# [MATERIAL SHOWN]
──────────

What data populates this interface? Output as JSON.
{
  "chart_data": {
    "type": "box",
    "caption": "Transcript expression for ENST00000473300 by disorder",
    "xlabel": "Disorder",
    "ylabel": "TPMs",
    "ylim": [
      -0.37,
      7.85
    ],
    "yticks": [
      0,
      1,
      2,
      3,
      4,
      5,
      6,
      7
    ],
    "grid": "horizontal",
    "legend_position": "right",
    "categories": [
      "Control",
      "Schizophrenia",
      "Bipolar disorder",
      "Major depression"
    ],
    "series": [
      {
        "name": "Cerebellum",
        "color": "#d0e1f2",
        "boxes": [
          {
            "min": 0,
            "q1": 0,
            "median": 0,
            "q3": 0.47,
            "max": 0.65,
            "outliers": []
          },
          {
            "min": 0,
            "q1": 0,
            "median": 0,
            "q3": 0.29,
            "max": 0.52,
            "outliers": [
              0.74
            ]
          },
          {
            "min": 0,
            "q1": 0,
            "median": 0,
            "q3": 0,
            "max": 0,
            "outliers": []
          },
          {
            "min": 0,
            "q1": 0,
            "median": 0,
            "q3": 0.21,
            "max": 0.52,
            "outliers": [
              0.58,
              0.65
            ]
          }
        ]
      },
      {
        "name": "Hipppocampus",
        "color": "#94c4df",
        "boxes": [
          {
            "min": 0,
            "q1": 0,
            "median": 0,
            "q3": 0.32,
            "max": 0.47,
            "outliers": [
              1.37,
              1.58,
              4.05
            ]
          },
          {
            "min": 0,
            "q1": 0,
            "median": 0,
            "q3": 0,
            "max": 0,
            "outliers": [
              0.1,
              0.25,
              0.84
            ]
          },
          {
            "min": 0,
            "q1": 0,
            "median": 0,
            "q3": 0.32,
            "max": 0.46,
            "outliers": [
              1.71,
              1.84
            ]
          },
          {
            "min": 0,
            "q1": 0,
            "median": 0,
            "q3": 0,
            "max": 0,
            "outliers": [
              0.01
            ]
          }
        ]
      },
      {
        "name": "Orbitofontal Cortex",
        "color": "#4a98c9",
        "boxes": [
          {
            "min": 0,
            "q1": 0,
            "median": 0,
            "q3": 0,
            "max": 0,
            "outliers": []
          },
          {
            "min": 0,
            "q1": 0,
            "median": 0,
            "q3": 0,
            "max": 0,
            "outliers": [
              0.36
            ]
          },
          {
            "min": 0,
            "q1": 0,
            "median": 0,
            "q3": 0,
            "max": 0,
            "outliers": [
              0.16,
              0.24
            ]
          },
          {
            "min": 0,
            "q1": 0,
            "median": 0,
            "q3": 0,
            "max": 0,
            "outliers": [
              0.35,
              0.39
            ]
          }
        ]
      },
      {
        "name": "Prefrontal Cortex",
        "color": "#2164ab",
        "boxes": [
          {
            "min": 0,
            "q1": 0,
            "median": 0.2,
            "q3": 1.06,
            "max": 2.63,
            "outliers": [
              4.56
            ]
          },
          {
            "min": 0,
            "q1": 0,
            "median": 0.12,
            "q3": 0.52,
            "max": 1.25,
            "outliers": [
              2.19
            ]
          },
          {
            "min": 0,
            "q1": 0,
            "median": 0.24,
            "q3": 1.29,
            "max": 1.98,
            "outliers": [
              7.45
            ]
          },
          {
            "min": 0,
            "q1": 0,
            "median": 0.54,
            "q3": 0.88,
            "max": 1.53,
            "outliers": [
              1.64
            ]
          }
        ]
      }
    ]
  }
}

──────────

# [SHORT TASK]
Using the data above, output each line exactly.

# [RESPONSE]
What data populates this interface? Output as JSON.
{
  "chart_data": {
    "type": "box",
    "caption": "Transcript expression for ENST00000473300 by disorder",
    "xlabel": "Disorder",
    "ylabel": "TPMs",
    "ylim": [
      -0.37,
      7.85
    ],
    "yticks": [
      0,
      1,
      2,
      3,
      4,
      5,
      6,
      7
    ],
    "grid": "horizontal",
    "legend_position": "right",
    "categories": [
      "Control",
      "Schizophrenia",
      "Bipolar disorder",
      "Major depression"
    ],
    "series": [
      {
        "name": "Cerebellum",
        "color": "#d0e1f2",
        "boxes": [
          {
            "min": 0,
            "q1": 0,
            "median": 0,
            "q3": 0.47,
            "max": 0.65,
            "outliers": []
          },
          {
            "min": 0,
            "q1": 0,
            "median": 0,
            "q3": 0.29,
            "max": 0.52,
            "outliers": [
              0.74
            ]
          },
          {
            "min": 0,
            "q1": 0,
            "median": 0,
            "q3": 0,
            "max": 0,
            "outliers": []
          },
          {
            "min": 0,
            "q1": 0,
            "median": 0,
            "q3": 0.21,
            "max": 0.52,
            "outliers": [
              0.58,
              0.65
            ]
          }
        ]
      },
      {
        "name": "Hipppocampus",
        "color": "#94c4df",
        "boxes": [
          {
            "min": 0,
            "q1": 0,
            "median": 0,
            "q3": 0.32,
            "max": 0.47,
            "outliers": [
              1.37,
              1.58,
              4.05
            ]
          },
          {
            "min": 0,
            "q1": 0,
            "median": 0,
            "q3": 0,
            "max": 0,
            "outliers": [
              0.1,
              0.25,
              0.84
            ]
          },
          {
            "min": 0,
            "q1": 0,
            "median": 0,
            "q3": 0.32,
            "max": 0.46,
            "outliers": [
              1.71,
              1.84
            ]
          },
          {
            "min": 0,
            "q1": 0,
            "median": 0,
            "q3": 0,
            "max": 0,
            "outliers": [
              0.01
            ]
          }
        ]
      },
      {
        "name": "Orbitofontal Cortex",
        "color": "#4a98c9",
        "boxes": [
          {
            "min": 0,
            "q1": 0,
            "median": 0,
            "q3": 0,
            "max": 0,
            "outliers": []
          },
          {
            "min": 0,
            "q1": 0,
            "median": 0,
            "q3": 0,
            "max": 0,
            "outliers": [
              0.36
            ]
          },
          {
            "min": 0,
            "q1": 0,
            "median": 0,
            "q3": 0,
            "max": 0,
            "outliers": [
              0.16,
              0.24
            ]
          },
          {
            "min": 0,
            "q1": 0,
            "median": 0,
            "q3": 0,
            "max": 0,
            "outliers": [
              0.35,
              0.39
            ]
          }
        ]
      },
      {
        "name": "Prefrontal Cortex",
        "color": "#2164ab",
        "boxes": [
          {
            "min": 0,
            "q1": 0,
            "median": 0.2,
            "q3": 1.06,
            "max": 2.63,
            "outliers": [
              4.56
            ]
          },
          {
            "min": 0,
            "q1": 0,
            "median": 0.12,
            "q3": 0.52,
            "max": 1.25,
            "outliers": [
              2.19
            ]
          },
          {
            "min": 0,
            "q1": 0,
            "median": 0.24,
            "q3": 1.29,
            "max": 1.98,
            "outliers": [
              7.45
            ]
          },
          {
            "min": 0,
            "q1": 0,
            "median": 0.54,
            "q3": 0.88,
            "max": 1.53,
            "outliers": [
              1.64
            ]
          }
        ]
      }
    ]
  }
}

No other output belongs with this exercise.